--- INSTRUCTION ---
Find the word "pulls" in the data. Return every line where it appears.

[Raw records]
============

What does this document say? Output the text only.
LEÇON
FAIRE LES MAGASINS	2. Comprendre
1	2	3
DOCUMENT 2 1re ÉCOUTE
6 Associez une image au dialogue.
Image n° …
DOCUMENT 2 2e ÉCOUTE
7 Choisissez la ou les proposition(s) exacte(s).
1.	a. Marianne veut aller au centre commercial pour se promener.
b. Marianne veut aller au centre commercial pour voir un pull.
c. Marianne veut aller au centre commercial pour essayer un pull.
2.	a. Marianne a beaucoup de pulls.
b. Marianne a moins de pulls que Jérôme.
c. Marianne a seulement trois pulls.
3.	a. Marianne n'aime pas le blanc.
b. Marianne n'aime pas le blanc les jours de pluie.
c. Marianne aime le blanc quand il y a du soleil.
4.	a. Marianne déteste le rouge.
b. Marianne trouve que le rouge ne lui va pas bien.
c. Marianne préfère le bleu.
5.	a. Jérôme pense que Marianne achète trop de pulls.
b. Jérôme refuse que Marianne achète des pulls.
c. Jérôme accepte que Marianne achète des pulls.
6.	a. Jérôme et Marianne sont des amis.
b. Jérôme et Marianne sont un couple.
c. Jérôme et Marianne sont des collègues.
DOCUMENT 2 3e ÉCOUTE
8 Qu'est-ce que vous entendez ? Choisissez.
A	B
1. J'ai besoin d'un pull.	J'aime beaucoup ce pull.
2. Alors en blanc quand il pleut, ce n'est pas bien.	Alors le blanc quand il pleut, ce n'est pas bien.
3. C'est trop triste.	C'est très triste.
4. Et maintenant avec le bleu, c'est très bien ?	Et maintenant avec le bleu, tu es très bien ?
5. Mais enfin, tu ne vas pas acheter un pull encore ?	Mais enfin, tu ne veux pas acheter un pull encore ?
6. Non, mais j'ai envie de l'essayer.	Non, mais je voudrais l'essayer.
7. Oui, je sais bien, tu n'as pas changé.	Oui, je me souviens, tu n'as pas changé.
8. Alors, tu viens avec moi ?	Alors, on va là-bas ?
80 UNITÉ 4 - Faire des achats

============

--- COMPLETE OUTPUT ---
2.	a. Marianne a beaucoup de pulls.
b. Marianne a moins de pulls que Jérôme.
c. Marianne a seulement trois pulls.
5.	a. Jérôme pense que Marianne achète trop de pulls.
b. Jérôme refuse que Marianne achète des pulls.
c. Jérôme accepte que Marianne achète des pulls.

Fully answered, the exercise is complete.